Because there is no standard diagnostic approach for PTTM, if there is a sudden worsening of the respiratory status of a patient who has carcinoma of unknown primary site and pulmonary hypertension, emergency physicians and intensivists should remember and consider that in addition to the possibility of the patient having pulmonary embolism, the patient may have PTTM, which is an oncologic emergency. Furthermore, if a patient is suspected of having PTTM, we believe it is necessary to begin the administration of chemotherapy as soon as it is possible to do so according to the etiology of PTTM; additionally, it is important to continue to search for the primary cancer site in the patient.

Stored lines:
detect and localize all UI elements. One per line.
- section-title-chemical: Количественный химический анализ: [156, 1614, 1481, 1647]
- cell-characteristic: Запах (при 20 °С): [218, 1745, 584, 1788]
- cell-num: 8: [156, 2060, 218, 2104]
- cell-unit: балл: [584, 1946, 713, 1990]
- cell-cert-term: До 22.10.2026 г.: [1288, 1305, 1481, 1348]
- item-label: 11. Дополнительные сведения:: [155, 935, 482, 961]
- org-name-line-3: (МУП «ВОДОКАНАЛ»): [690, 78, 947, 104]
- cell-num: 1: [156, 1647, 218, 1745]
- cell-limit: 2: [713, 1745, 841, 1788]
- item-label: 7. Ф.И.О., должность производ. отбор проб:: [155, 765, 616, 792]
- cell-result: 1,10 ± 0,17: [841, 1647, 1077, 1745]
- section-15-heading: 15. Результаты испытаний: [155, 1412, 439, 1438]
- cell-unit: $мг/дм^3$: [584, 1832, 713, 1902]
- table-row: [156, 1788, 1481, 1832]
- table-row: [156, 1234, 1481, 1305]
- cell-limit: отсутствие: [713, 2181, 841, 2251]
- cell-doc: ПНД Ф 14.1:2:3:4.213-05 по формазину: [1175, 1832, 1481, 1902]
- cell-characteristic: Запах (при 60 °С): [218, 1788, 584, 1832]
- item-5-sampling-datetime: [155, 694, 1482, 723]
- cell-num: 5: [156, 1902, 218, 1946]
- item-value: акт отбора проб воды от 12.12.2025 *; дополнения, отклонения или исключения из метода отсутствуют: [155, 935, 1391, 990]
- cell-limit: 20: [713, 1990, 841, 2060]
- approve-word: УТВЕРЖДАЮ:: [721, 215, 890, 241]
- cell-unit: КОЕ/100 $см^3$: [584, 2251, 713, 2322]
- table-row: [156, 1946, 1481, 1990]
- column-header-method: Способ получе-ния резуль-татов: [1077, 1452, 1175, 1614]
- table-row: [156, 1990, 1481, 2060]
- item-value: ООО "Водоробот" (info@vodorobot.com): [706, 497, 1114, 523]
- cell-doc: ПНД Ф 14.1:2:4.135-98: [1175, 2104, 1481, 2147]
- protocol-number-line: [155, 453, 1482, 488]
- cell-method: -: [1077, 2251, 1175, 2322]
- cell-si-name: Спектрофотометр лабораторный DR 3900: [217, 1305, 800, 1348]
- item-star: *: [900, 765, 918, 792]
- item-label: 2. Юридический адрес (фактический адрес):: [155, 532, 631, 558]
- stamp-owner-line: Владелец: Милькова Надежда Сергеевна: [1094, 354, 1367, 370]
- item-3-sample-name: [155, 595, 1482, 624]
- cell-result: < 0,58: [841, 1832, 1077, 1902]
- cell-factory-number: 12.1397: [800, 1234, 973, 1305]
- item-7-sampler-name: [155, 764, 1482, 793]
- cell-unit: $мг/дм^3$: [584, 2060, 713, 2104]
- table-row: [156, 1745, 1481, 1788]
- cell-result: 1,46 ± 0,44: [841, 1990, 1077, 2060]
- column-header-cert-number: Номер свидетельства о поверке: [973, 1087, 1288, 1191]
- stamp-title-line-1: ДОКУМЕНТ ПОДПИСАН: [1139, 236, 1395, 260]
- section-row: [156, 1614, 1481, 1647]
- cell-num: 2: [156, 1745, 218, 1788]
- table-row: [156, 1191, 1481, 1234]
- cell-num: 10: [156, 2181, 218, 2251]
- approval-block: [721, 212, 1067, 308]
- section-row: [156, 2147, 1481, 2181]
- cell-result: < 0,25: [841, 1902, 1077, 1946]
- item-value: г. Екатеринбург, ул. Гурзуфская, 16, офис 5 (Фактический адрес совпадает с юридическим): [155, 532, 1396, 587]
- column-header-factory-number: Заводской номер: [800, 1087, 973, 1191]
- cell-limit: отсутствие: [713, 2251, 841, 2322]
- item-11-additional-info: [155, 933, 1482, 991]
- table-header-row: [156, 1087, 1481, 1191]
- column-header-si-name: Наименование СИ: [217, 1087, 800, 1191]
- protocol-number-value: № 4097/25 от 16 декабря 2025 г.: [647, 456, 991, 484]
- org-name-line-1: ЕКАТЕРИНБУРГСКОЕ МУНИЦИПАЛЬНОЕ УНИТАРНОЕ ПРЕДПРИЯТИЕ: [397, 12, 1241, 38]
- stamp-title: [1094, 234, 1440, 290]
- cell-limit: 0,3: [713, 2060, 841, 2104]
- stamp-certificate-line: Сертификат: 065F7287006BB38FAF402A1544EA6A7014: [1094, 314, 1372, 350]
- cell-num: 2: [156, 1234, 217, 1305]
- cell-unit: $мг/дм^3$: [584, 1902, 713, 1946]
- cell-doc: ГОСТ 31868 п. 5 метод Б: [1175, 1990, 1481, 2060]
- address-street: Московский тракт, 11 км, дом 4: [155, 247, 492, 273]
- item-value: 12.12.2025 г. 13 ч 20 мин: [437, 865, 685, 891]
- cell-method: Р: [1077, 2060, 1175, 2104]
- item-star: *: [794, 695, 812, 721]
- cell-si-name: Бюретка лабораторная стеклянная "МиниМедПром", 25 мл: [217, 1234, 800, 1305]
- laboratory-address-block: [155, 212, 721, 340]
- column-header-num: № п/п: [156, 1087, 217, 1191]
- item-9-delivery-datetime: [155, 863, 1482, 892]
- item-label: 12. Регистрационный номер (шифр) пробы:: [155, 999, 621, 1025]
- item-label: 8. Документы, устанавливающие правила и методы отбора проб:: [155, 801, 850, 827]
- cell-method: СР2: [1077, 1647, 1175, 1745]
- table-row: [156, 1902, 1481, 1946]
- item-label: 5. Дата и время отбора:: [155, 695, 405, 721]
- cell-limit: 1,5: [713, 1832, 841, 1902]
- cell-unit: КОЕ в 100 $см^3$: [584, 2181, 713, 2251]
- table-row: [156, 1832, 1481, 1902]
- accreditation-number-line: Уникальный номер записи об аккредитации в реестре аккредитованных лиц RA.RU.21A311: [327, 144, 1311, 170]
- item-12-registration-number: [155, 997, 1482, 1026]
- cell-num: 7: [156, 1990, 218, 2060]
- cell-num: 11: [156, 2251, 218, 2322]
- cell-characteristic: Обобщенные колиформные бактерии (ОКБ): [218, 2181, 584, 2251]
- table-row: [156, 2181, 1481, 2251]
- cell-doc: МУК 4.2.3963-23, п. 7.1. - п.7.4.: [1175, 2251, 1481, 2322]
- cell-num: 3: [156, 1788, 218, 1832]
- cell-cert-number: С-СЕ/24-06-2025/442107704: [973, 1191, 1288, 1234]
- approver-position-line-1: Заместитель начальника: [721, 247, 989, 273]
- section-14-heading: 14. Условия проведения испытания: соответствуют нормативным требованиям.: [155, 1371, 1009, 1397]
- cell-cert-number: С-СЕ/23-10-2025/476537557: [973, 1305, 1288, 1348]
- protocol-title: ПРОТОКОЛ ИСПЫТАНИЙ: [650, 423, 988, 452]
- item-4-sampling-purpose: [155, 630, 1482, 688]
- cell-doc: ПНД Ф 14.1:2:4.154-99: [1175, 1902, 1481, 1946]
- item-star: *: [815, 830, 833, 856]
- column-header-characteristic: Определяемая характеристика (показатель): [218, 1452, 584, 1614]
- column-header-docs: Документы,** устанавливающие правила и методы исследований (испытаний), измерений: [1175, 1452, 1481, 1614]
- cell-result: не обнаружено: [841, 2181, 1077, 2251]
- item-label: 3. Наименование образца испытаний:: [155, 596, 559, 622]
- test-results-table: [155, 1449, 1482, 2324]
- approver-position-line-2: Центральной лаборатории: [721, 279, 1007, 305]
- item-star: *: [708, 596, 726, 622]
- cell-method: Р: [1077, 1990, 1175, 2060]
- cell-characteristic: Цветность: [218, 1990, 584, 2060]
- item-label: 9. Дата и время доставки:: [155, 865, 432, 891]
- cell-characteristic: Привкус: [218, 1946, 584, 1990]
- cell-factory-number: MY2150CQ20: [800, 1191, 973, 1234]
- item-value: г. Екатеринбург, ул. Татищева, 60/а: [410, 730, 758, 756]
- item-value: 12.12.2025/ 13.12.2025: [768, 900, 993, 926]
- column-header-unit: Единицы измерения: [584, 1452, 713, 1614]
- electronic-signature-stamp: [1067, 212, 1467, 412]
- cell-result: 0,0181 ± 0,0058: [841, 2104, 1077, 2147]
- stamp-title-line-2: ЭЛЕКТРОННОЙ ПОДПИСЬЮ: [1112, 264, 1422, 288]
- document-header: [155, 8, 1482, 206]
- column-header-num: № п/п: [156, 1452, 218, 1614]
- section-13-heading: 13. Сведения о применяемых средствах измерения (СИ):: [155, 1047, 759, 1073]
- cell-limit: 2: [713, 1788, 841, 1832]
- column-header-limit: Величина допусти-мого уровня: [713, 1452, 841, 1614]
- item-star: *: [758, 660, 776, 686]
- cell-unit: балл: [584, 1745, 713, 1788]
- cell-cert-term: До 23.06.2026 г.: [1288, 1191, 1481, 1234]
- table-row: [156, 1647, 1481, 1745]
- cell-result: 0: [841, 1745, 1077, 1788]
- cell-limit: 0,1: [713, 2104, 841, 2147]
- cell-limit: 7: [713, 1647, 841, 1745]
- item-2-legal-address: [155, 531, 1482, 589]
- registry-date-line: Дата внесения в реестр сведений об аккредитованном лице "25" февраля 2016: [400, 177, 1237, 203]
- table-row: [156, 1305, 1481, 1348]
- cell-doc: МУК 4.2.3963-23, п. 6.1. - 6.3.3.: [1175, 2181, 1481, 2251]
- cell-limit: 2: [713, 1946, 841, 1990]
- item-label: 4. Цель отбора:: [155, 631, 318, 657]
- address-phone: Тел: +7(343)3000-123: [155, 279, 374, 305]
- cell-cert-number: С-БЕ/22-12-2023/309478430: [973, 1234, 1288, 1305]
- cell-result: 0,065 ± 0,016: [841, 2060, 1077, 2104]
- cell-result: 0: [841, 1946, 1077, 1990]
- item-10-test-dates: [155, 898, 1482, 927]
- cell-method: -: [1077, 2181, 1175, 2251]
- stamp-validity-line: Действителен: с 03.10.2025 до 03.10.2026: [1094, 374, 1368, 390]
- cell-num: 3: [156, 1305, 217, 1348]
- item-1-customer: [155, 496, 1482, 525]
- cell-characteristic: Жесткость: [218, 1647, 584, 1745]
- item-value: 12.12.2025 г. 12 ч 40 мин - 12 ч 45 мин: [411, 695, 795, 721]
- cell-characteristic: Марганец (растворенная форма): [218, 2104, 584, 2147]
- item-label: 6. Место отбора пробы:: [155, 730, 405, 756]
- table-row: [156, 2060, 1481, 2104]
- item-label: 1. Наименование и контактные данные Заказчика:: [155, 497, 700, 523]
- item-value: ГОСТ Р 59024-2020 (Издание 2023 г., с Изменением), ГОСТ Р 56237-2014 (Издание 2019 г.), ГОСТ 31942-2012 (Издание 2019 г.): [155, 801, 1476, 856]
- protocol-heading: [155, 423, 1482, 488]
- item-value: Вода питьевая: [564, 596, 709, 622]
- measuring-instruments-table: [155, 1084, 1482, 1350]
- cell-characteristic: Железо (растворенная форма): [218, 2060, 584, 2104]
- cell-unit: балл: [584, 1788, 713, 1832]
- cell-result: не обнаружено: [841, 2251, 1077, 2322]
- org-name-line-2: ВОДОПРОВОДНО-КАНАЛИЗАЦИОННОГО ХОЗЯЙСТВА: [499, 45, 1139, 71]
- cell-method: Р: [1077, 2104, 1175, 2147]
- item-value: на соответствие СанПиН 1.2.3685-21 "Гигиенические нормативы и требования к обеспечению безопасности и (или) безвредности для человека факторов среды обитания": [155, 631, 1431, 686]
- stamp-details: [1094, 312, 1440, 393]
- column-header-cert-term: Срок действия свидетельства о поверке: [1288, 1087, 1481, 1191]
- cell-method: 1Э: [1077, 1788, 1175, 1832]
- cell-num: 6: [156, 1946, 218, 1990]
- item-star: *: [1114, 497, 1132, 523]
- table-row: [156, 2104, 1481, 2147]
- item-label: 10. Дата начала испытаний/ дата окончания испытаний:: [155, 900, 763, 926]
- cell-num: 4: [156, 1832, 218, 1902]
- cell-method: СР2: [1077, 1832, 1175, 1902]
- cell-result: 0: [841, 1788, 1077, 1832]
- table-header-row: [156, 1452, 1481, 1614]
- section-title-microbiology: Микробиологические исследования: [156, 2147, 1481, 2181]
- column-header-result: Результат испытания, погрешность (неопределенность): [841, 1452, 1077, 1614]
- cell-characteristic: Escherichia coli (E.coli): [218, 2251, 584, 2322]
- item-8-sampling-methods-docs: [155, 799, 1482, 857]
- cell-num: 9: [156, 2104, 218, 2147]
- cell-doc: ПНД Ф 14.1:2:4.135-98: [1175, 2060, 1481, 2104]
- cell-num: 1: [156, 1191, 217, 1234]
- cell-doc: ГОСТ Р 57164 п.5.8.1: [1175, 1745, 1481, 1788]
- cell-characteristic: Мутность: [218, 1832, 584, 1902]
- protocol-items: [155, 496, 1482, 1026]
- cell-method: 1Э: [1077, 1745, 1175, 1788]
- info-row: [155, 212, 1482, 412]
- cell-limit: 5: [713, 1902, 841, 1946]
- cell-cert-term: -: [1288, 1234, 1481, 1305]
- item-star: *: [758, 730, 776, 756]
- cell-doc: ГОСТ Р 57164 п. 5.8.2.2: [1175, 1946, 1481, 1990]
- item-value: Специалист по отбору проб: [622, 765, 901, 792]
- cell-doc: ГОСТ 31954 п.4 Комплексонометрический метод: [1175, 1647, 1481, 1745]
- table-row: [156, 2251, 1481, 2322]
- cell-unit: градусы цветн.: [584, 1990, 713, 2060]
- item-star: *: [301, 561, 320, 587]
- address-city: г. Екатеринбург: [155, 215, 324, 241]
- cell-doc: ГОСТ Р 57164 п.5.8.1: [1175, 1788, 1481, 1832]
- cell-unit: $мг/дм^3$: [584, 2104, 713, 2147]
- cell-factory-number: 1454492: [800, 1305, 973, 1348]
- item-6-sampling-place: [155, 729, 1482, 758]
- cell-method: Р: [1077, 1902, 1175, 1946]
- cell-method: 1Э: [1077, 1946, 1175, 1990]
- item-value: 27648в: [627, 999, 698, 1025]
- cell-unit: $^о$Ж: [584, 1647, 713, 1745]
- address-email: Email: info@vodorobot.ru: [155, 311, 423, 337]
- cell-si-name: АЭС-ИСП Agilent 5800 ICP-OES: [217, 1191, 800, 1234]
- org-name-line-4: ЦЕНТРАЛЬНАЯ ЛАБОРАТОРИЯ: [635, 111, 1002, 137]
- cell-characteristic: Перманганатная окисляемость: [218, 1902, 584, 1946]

What to work on: Reproduce the PTTM passage from "Because there is" up to and including "in the patient.". These lines have no connection to the PTTM passage.

Answer space:
Because there is no standard diagnostic approach for PTTM, if there is a sudden worsening of the respiratory status of a patient who has carcinoma of unknown primary site and pulmonary hypertension, emergency physicians and intensivists should remember and consider that in addition to the possibility of the patient having pulmonary embolism, the patient may have PTTM, which is an oncologic emergency. Furthermore, if a patient is suspected of having PTTM, we believe it is necessary to begin the administration of chemotherapy as soon as it is possible to do so according to the etiology of PTTM; additionally, it is important to continue to search for the primary cancer site in the patient.